#### [TASK TO COMPLETE]
Copy out all the lines where "title" shows up.

Data records

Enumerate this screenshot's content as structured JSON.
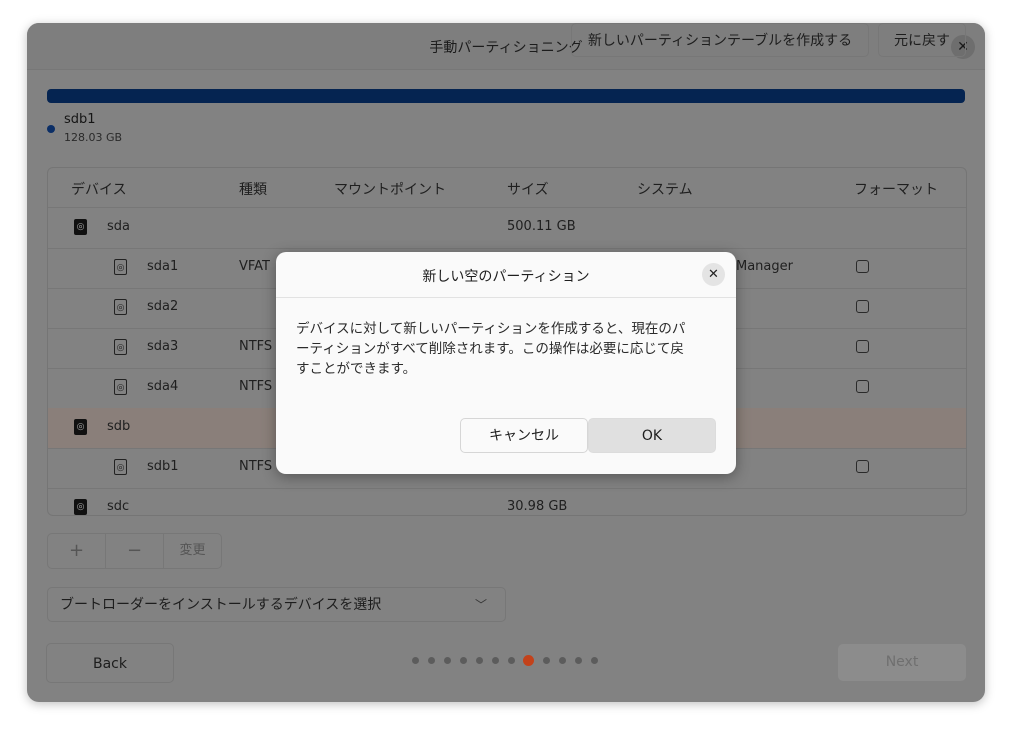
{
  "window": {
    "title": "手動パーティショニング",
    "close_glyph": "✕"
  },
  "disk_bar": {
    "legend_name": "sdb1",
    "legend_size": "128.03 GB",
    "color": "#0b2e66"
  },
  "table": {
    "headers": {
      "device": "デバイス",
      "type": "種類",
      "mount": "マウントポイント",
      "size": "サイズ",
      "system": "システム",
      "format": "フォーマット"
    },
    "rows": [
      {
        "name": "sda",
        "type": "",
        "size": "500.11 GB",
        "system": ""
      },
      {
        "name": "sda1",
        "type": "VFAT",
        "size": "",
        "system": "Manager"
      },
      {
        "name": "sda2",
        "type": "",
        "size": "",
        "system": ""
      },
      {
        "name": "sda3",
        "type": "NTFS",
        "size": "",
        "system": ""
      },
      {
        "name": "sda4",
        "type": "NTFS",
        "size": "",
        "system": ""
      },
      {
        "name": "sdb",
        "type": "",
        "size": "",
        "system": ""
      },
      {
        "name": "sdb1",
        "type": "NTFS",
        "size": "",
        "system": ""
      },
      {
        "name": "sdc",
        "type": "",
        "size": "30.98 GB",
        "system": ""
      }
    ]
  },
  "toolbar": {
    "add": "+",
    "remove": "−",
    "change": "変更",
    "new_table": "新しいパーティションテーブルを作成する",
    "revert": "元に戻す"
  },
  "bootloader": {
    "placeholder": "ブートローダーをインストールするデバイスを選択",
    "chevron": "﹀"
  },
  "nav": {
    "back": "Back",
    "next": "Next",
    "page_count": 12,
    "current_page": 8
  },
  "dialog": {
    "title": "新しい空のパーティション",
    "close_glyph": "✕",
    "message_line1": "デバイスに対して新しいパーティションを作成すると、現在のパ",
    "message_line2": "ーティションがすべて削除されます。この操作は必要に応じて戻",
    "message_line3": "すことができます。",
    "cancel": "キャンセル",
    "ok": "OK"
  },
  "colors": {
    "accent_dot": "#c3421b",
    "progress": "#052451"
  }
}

#### [FINAL ANSWER]
    "title": "手動パーティショニング",
    "title": "新しい空のパーティション",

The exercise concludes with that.